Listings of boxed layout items

════════

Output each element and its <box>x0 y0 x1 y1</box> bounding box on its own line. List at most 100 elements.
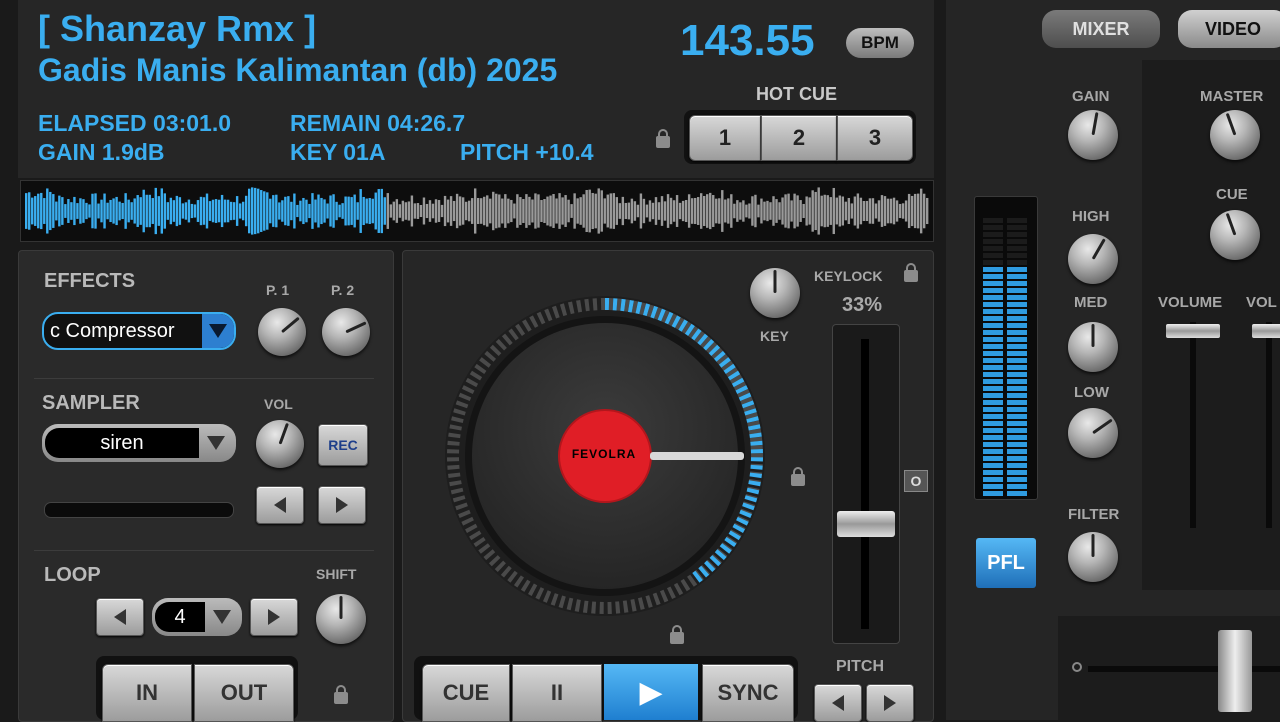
waveform-bar <box>669 197 673 225</box>
waveform-bar <box>145 194 148 228</box>
pfl-button[interactable]: PFL <box>976 538 1036 588</box>
waveform-bar <box>109 199 112 223</box>
waveform-bar <box>564 195 567 227</box>
vu-segment <box>1007 239 1027 244</box>
hot-cue-1-button[interactable]: 1 <box>689 115 761 161</box>
low-eq-knob[interactable] <box>1068 408 1118 458</box>
pitch-lock-icon[interactable] <box>791 467 805 486</box>
waveform-bar <box>895 200 899 222</box>
vu-segment <box>983 337 1003 342</box>
waveform-bar <box>278 202 281 220</box>
waveform-bar <box>495 193 498 229</box>
sync-button[interactable]: SYNC <box>702 664 794 722</box>
waveform-bar <box>886 198 890 224</box>
filter-knob[interactable] <box>1068 532 1118 582</box>
master-knob[interactable] <box>1210 110 1260 160</box>
tab-video[interactable]: VIDEO <box>1178 10 1280 48</box>
sampler-prev-button[interactable] <box>256 486 304 524</box>
cue-mix-knob[interactable] <box>1210 210 1260 260</box>
effect-select[interactable]: c Compressor <box>42 312 236 350</box>
waveform[interactable] <box>20 180 934 242</box>
vu-segment <box>1007 442 1027 447</box>
loop-prev-button[interactable] <box>96 598 144 636</box>
med-eq-knob[interactable] <box>1068 322 1118 372</box>
waveform-bar <box>543 199 546 223</box>
vu-segment <box>983 267 1003 272</box>
bpm-button[interactable]: BPM <box>846 28 914 58</box>
sampler-progress <box>44 502 234 518</box>
sampler-select[interactable]: siren <box>42 424 236 462</box>
waveform-bar <box>244 195 248 227</box>
waveform-bar <box>489 198 492 224</box>
waveform-bar <box>811 190 814 232</box>
volume-fader[interactable] <box>1166 322 1220 528</box>
pitch-down-button[interactable] <box>814 684 862 722</box>
volume2-fader[interactable] <box>1252 322 1280 528</box>
cue-button[interactable]: CUE <box>422 664 510 722</box>
lock-icon[interactable] <box>334 685 348 704</box>
pitch-slider-track[interactable] <box>832 324 900 644</box>
waveform-bar <box>760 198 763 224</box>
loop-next-button[interactable] <box>250 598 298 636</box>
pause-button[interactable]: II <box>512 664 602 722</box>
bpm-value: 143.55 <box>680 16 815 65</box>
waveform-bar <box>805 196 808 226</box>
vu-segment <box>983 330 1003 335</box>
waveform-bar <box>675 195 679 227</box>
waveform-bar <box>392 201 396 221</box>
waveform-bar <box>121 202 124 220</box>
effect-p2-knob[interactable] <box>322 308 370 356</box>
crossfader-handle[interactable] <box>1218 630 1252 712</box>
vu-segment <box>1007 365 1027 370</box>
waveform-bar <box>37 193 40 229</box>
lock-icon[interactable] <box>656 129 670 148</box>
high-eq-knob[interactable] <box>1068 234 1118 284</box>
waveform-bar <box>835 197 838 225</box>
waveform-bar <box>25 193 28 229</box>
play-button[interactable]: ▶ <box>604 664 698 720</box>
sampler-next-button[interactable] <box>318 486 366 524</box>
pitch-slider-handle[interactable] <box>837 511 895 537</box>
waveform-bar <box>284 196 287 226</box>
sampler-vol-label: VOL <box>264 396 293 412</box>
hot-cue-3-button[interactable]: 3 <box>837 115 913 161</box>
waveform-bar <box>808 197 811 225</box>
volume2-fader-groove <box>1266 322 1272 528</box>
sampler-vol-knob[interactable] <box>256 420 304 468</box>
waveform-bar <box>43 198 46 224</box>
waveform-bar <box>416 203 420 219</box>
waveform-bar <box>636 204 640 218</box>
waveform-bar <box>34 196 37 226</box>
gain-knob[interactable] <box>1068 110 1118 160</box>
track-title: Gadis Manis Kalimantan (db) 2025 <box>38 52 558 88</box>
lock-icon[interactable] <box>670 625 684 644</box>
waveform-bar <box>287 196 290 226</box>
waveform-bar <box>486 195 489 227</box>
vu-segment <box>983 421 1003 426</box>
shift-knob[interactable] <box>316 594 366 644</box>
volume2-fader-handle[interactable] <box>1252 324 1280 338</box>
waveform-bar <box>724 199 727 223</box>
waveform-bar <box>169 197 173 225</box>
crossfader[interactable] <box>1058 616 1280 720</box>
vu-segment <box>1007 484 1027 489</box>
volume-fader-handle[interactable] <box>1166 324 1220 338</box>
loop-in-button[interactable]: IN <box>102 664 192 722</box>
waveform-bar <box>663 201 667 221</box>
waveform-bar <box>275 194 278 228</box>
waveform-bar <box>133 198 136 224</box>
hot-cue-2-button[interactable]: 2 <box>761 115 837 161</box>
pitch-reset-button[interactable]: O <box>904 470 928 492</box>
effect-p1-knob[interactable] <box>258 308 306 356</box>
keylock-lock-icon[interactable] <box>904 263 918 282</box>
loop-out-button[interactable]: OUT <box>194 664 294 722</box>
waveform-bar <box>193 204 197 218</box>
tab-mixer[interactable]: MIXER <box>1042 10 1160 48</box>
loop-size-select[interactable]: 4 <box>152 598 242 636</box>
pitch-up-button[interactable] <box>866 684 914 722</box>
loop-label: LOOP <box>44 564 101 586</box>
waveform-bar <box>877 200 881 222</box>
waveform-bar <box>892 197 896 225</box>
key-knob[interactable] <box>750 268 800 318</box>
rec-button[interactable]: REC <box>318 424 368 466</box>
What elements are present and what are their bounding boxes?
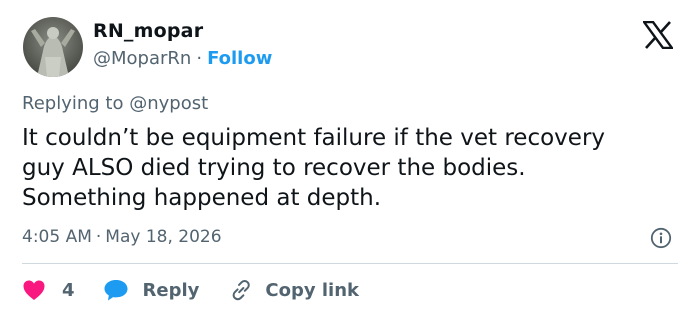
statue-photo-avatar xyxy=(23,17,83,77)
heart-icon xyxy=(23,280,45,300)
info-icon[interactable] xyxy=(650,227,672,249)
divider xyxy=(22,263,678,264)
x-logo-icon[interactable] xyxy=(641,20,675,50)
timestamp-separator: · xyxy=(95,227,102,247)
author-name[interactable]: RN_mopar xyxy=(93,20,203,42)
handle-separator: · xyxy=(196,48,203,69)
reply-mention-link[interactable]: @nypost xyxy=(129,93,208,114)
copy-link-button[interactable]: Copy link xyxy=(229,278,359,302)
follow-button[interactable]: Follow xyxy=(207,48,272,69)
tweet-timestamp[interactable]: 4:05 AM · May 18, 2026 xyxy=(22,227,222,247)
reply-button[interactable]: Reply xyxy=(103,278,200,302)
like-button[interactable]: 4 xyxy=(22,279,75,301)
reply-context: Replying to @nypost xyxy=(22,93,208,114)
like-count: 4 xyxy=(62,279,75,301)
tweet-time: 4:05 AM xyxy=(22,227,92,247)
avatar[interactable] xyxy=(23,17,83,77)
reply-label: Reply xyxy=(142,279,200,301)
reply-bubble-icon xyxy=(104,280,128,301)
reply-context-prefix: Replying to xyxy=(22,93,124,114)
tweet-text: It couldn’t be equipment failure if the … xyxy=(22,125,606,211)
author-handle[interactable]: @MoparRn xyxy=(93,48,191,69)
copy-link-label: Copy link xyxy=(265,279,359,301)
author-handle-row: @MoparRn · Follow xyxy=(93,48,272,69)
link-icon xyxy=(233,280,251,301)
action-bar: 4 Reply Copy link xyxy=(22,276,359,304)
tweet-date: May 18, 2026 xyxy=(105,227,222,247)
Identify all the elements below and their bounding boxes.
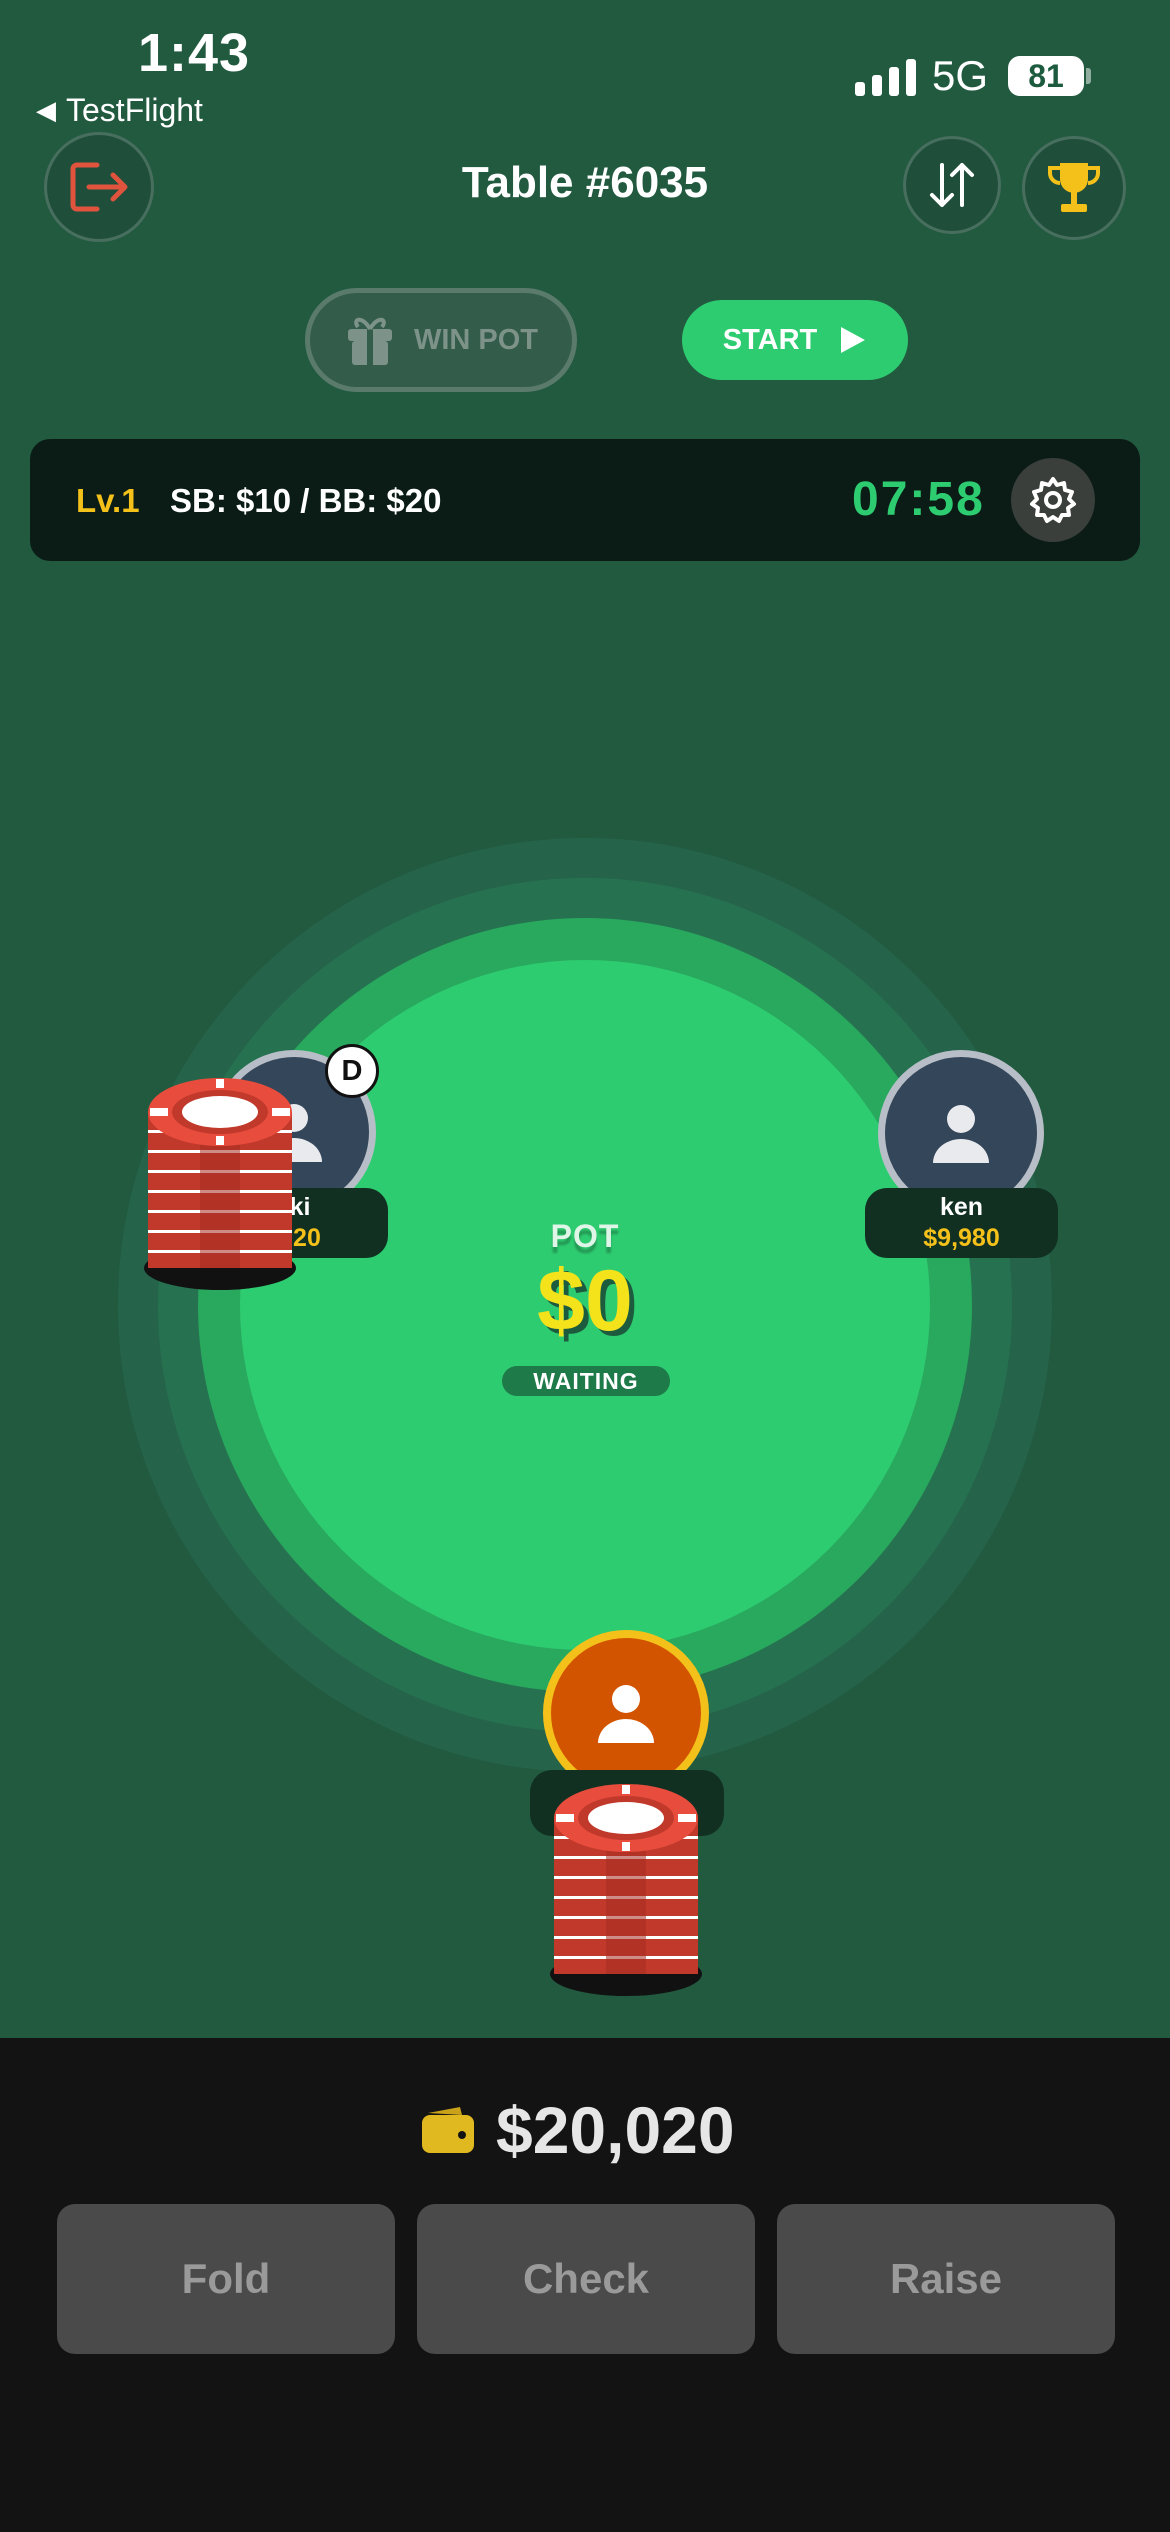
swap-arrows-icon: [930, 163, 974, 207]
wallet-icon: [422, 2107, 474, 2153]
win-pot-label: WIN POT: [413, 323, 539, 356]
battery-level: 81: [1028, 57, 1064, 94]
pot-amount: $0: [537, 1253, 633, 1349]
gear-icon: [1030, 477, 1076, 523]
trophy-icon: [1048, 163, 1100, 212]
seat-right-name: ken: [939, 1193, 984, 1221]
status-time: 1:43: [138, 23, 251, 83]
win-pot-button[interactable]: WIN POT: [305, 288, 577, 392]
blind-level: Lv.1: [76, 482, 140, 519]
exit-button[interactable]: [44, 132, 154, 242]
fold-button[interactable]: Fold: [57, 2204, 395, 2354]
table-title: Table #6035: [461, 158, 709, 207]
back-triangle-icon: ◀: [36, 95, 56, 125]
game-status-badge: WAITING: [502, 1366, 670, 1396]
battery-tip: [1086, 68, 1091, 84]
back-app-label: TestFlight: [66, 92, 203, 128]
battery-icon: 81: [1008, 56, 1084, 96]
pot-label: POT: [550, 1218, 620, 1254]
settings-button[interactable]: [1011, 458, 1095, 542]
start-button[interactable]: START: [682, 300, 908, 380]
back-to-app-link[interactable]: ◀ TestFlight: [36, 92, 203, 129]
play-icon: [841, 327, 866, 353]
leaderboard-button[interactable]: [1022, 136, 1126, 240]
blind-amounts: SB: $10 / BB: $20: [170, 482, 442, 519]
chip-stack-left: [144, 1078, 296, 1290]
user-icon: [598, 1685, 654, 1743]
start-label: START: [722, 323, 818, 356]
dealer-button: D: [325, 1044, 379, 1098]
raise-button[interactable]: Raise: [777, 2204, 1115, 2354]
check-button[interactable]: Check: [417, 2204, 755, 2354]
gift-icon: [347, 317, 392, 365]
wallet-balance: $20,020: [420, 2092, 735, 2168]
network-type: 5G: [932, 52, 989, 99]
wallet-balance-amount: $20,020: [496, 2093, 735, 2167]
blind-timer: 07:58: [852, 473, 985, 526]
signal-icon: [855, 58, 916, 96]
seat-right-nameplate: ken $9,980: [865, 1188, 1058, 1258]
seat-right-chips: $9,980: [923, 1224, 1000, 1252]
swap-seats-button[interactable]: [903, 136, 1001, 234]
exit-icon: [70, 162, 128, 212]
chip-stack-me: [550, 1784, 702, 1996]
user-icon: [933, 1105, 989, 1163]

════════

▶ **Given task**
Rewrite the stretch from the line containing "statue-photo-avatar xyxy=(23,17,83,77)" through the line containing "tweet-time: 4:05 AM xyxy=(22,227,92,247)", putting "clickable" wherever "interactable" appears and leaving everything else unchanged.

▶ **In response**
statue-photo-avatar xyxy=(23,17,83,77)
heart-icon xyxy=(23,280,45,300)
info-icon[clickable] xyxy=(650,227,672,249)
divider xyxy=(22,263,678,264)
x-logo-icon[clickable] xyxy=(641,20,675,50)
timestamp-separator: · xyxy=(95,227,102,247)
author-name[clickable]: RN_mopar xyxy=(93,20,203,42)
handle-separator: · xyxy=(196,48,203,69)
reply-mention-link[clickable]: @nypost xyxy=(129,93,208,114)
copy-link-button[clickable]: Copy link xyxy=(229,278,359,302)
follow-button[clickable]: Follow xyxy=(207,48,272,69)
tweet-timestamp[clickable]: 4:05 AM · May 18, 2026 xyxy=(22,227,222,247)
reply-button[clickable]: Reply xyxy=(103,278,200,302)
like-button[clickable]: 4 xyxy=(22,279,75,301)
reply-context: Replying to @nypost xyxy=(22,93,208,114)
like-count: 4 xyxy=(62,279,75,301)
tweet-time: 4:05 AM xyxy=(22,227,92,247)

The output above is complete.